## Job
Present every line of the material below as a Markdown table with two columns, Row and Entry: Row holds a running row number, and Entry holds the line itself. Leave out blank lines.

Element position data:
————
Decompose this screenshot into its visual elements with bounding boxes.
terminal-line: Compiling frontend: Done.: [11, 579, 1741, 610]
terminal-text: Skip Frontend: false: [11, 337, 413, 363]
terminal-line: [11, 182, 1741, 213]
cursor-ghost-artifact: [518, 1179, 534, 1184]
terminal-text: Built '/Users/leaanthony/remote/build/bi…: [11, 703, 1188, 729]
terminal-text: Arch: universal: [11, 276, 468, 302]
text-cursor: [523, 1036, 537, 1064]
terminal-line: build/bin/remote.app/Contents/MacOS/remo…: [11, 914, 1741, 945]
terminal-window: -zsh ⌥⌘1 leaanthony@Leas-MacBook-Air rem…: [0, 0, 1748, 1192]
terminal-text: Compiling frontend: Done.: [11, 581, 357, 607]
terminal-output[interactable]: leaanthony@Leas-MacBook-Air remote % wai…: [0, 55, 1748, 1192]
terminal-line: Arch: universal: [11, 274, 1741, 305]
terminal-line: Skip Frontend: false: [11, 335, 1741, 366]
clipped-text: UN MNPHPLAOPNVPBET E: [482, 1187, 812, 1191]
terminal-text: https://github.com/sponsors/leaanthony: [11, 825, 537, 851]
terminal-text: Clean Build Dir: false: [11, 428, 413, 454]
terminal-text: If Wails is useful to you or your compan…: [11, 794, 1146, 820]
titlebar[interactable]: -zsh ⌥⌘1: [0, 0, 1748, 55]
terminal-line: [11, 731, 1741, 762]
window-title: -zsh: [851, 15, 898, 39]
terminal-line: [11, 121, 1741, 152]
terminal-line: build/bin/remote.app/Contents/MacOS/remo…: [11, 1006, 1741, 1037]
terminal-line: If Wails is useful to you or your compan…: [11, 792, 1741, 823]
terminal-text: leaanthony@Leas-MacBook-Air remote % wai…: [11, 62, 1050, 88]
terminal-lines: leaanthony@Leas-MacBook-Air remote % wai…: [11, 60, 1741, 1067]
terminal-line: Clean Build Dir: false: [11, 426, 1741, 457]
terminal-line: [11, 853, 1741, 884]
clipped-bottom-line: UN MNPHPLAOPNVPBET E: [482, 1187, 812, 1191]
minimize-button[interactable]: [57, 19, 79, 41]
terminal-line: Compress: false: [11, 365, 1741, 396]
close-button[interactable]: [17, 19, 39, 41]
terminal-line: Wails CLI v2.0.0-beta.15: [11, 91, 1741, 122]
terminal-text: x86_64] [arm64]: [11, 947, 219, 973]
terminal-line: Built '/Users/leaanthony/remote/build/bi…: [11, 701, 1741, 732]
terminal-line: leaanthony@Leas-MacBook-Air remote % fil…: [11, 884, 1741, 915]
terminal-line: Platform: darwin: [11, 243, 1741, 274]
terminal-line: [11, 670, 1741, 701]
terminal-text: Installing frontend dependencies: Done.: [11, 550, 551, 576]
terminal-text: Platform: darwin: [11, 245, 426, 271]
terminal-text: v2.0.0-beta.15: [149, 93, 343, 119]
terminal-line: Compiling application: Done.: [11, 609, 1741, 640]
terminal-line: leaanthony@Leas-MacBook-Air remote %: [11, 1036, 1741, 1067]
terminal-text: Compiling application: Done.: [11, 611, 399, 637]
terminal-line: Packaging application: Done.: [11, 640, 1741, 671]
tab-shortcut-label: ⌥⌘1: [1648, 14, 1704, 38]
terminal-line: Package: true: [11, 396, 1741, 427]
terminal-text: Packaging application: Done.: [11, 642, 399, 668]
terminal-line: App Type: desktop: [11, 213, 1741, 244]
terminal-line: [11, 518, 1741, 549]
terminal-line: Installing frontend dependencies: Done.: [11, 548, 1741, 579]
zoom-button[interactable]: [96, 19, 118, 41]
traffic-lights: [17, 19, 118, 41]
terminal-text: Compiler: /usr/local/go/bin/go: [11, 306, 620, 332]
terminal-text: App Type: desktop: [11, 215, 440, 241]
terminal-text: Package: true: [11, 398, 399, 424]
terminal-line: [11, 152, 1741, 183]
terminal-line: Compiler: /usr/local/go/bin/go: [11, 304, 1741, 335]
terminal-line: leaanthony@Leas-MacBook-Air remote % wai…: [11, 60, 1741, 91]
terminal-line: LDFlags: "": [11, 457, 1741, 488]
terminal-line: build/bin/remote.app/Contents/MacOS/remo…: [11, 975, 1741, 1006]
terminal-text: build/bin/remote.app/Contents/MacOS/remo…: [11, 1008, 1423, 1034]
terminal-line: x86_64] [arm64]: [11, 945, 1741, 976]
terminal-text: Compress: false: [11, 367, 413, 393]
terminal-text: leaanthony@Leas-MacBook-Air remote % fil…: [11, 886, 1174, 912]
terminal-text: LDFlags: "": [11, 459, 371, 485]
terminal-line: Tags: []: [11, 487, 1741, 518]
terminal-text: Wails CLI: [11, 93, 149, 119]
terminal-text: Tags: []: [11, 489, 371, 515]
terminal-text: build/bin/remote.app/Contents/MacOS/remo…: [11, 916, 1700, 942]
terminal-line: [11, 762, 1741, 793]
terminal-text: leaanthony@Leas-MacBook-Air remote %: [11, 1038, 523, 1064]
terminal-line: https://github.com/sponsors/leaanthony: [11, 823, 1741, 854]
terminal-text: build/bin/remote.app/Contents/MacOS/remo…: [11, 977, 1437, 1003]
————
## Written reply
| Row | Entry |
|---|---|
| 1 | Decompose this screenshot into its visual elements with bounding boxes. |
| 2 | terminal-line: Compiling frontend: Done.: [11, 579, 1741, 610] |
| 3 | terminal-text: Skip Frontend: false: [11, 337, 413, 363] |
| 4 | terminal-line: [11, 182, 1741, 213] |
| 5 | cursor-ghost-artifact: [518, 1179, 534, 1184] |
| 6 | terminal-text: Built '/Users/leaanthony/remote/build/bi…: [11, 703, 1188, 729] |
| 7 | terminal-text: Arch: universal: [11, 276, 468, 302] |
| 8 | text-cursor: [523, 1036, 537, 1064] |
| 9 | terminal-line: build/bin/remote.app/Contents/MacOS/remo…: [11, 914, 1741, 945] |
| 10 | terminal-window: -zsh ⌥⌘1 leaanthony@Leas-MacBook-Air rem…: [0, 0, 1748, 1192] |
| 11 | terminal-text: Compiling frontend: Done.: [11, 581, 357, 607] |
| 12 | terminal-output[interactable]: leaanthony@Leas-MacBook-Air remote % wai…: [0, 55, 1748, 1192] |
| 13 | terminal-line: Arch: universal: [11, 274, 1741, 305] |
| 14 | terminal-line: Skip Frontend: false: [11, 335, 1741, 366] |
| 15 | clipped-text: UN MNPHPLAOPNVPBET E: [482, 1187, 812, 1191] |
| 16 | terminal-text: https://github.com/sponsors/leaanthony: [11, 825, 537, 851] |
| 17 | terminal-text: Clean Build Dir: false: [11, 428, 413, 454] |
| 18 | terminal-text: If Wails is useful to you or your compan…: [11, 794, 1146, 820] |
| 19 | titlebar[interactable]: -zsh ⌥⌘1: [0, 0, 1748, 55] |
| 20 | terminal-line: [11, 731, 1741, 762] |
| 21 | window-title: -zsh: [851, 15, 898, 39] |
| 22 | terminal-line: [11, 121, 1741, 152] |
| 23 | terminal-line: build/bin/remote.app/Contents/MacOS/remo…: [11, 1006, 1741, 1037] |
| 24 | terminal-line: If Wails is useful to you or your compan…: [11, 792, 1741, 823] |
| 25 | terminal-text: leaanthony@Leas-MacBook-Air remote % wai…: [11, 62, 1050, 88] |
| 26 | terminal-lines: leaanthony@Leas-MacBook-Air remote % wai…: [11, 60, 1741, 1067] |
| 27 | terminal-line: Clean Build Dir: false: [11, 426, 1741, 457] |
| 28 | terminal-line: [11, 853, 1741, 884] |
| 29 | clipped-bottom-line: UN MNPHPLAOPNVPBET E: [482, 1187, 812, 1191] |
| 30 | minimize-button[interactable]: [57, 19, 79, 41] |
| 31 | terminal-line: Compress: false: [11, 365, 1741, 396] |
| 32 | close-button[interactable]: [17, 19, 39, 41] |
| 33 | terminal-line: Wails CLI v2.0.0-beta.15: [11, 91, 1741, 122] |
| 34 | terminal-text: x86_64] [arm64]: [11, 947, 219, 973] |
| 35 | terminal-line: Built '/Users/leaanthony/remote/build/bi…: [11, 701, 1741, 732] |
| 36 | terminal-line: leaanthony@Leas-MacBook-Air remote % fil…: [11, 884, 1741, 915] |
| 37 | terminal-line: Platform: darwin: [11, 243, 1741, 274] |
| 38 | terminal-line: [11, 670, 1741, 701] |
| 39 | terminal-text: Installing frontend dependencies: Done.: [11, 550, 551, 576] |
| 40 | terminal-text: Platform: darwin: [11, 245, 426, 271] |
| 41 | terminal-text: v2.0.0-beta.15: [149, 93, 343, 119] |
| 42 | terminal-line: Compiling application: Done.: [11, 609, 1741, 640] |
| 43 | terminal-line: leaanthony@Leas-MacBook-Air remote %: [11, 1036, 1741, 1067] |
| 44 | terminal-text: Compiling application: Done.: [11, 611, 399, 637] |
| 45 | terminal-line: Packaging application: Done.: [11, 640, 1741, 671] |
| 46 | tab-shortcut-label: ⌥⌘1: [1648, 14, 1704, 38] |
| 47 | terminal-line: Package: true: [11, 396, 1741, 427] |
| 48 | terminal-text: Packaging application: Done.: [11, 642, 399, 668] |
| 49 | terminal-line: App Type: desktop: [11, 213, 1741, 244] |
| 50 | terminal-line: [11, 518, 1741, 549] |
| 51 | terminal-line: Installing frontend dependencies: Done.: [11, 548, 1741, 579] |
| 52 | zoom-button[interactable]: [96, 19, 118, 41] |
| 53 | traffic-lights: [17, 19, 118, 41] |
| 54 | terminal-text: Compiler: /usr/local/go/bin/go: [11, 306, 620, 332] |
| 55 | terminal-text: App Type: desktop: [11, 215, 440, 241] |
| 56 | terminal-text: Package: true: [11, 398, 399, 424] |
| 57 | terminal-line: [11, 152, 1741, 183] |
| 58 | terminal-line: Compiler: /usr/local/go/bin/go: [11, 304, 1741, 335] |
| 59 | terminal-line: leaanthony@Leas-MacBook-Air remote % wai…: [11, 60, 1741, 91] |
| 60 | terminal-line: LDFlags: "": [11, 457, 1741, 488] |
| 61 | terminal-line: build/bin/remote.app/Contents/MacOS/remo…: [11, 975, 1741, 1006] |
| 62 | terminal-text: build/bin/remote.app/Contents/MacOS/remo…: [11, 1008, 1423, 1034] |
| 63 | terminal-line: x86_64] [arm64]: [11, 945, 1741, 976] |
| 64 | terminal-text: Compress: false: [11, 367, 413, 393] |
| 65 | terminal-text: leaanthony@Leas-MacBook-Air remote % fil…: [11, 886, 1174, 912] |
| 66 | terminal-text: LDFlags: "": [11, 459, 371, 485] |
| 67 | terminal-line: Tags: []: [11, 487, 1741, 518] |
| 68 | terminal-text: Wails CLI: [11, 93, 149, 119] |
| 69 | terminal-text: Tags: []: [11, 489, 371, 515] |
| 70 | terminal-text: build/bin/remote.app/Contents/MacOS/remo…: [11, 916, 1700, 942] |
| 71 | terminal-line: [11, 762, 1741, 793] |
| 72 | terminal-text: leaanthony@Leas-MacBook-Air remote %: [11, 1038, 523, 1064] |
| 73 | terminal-line: https://github.com/sponsors/leaanthony: [11, 823, 1741, 854] |
| 74 | terminal-text: build/bin/remote.app/Contents/MacOS/remo…: [11, 977, 1437, 1003] |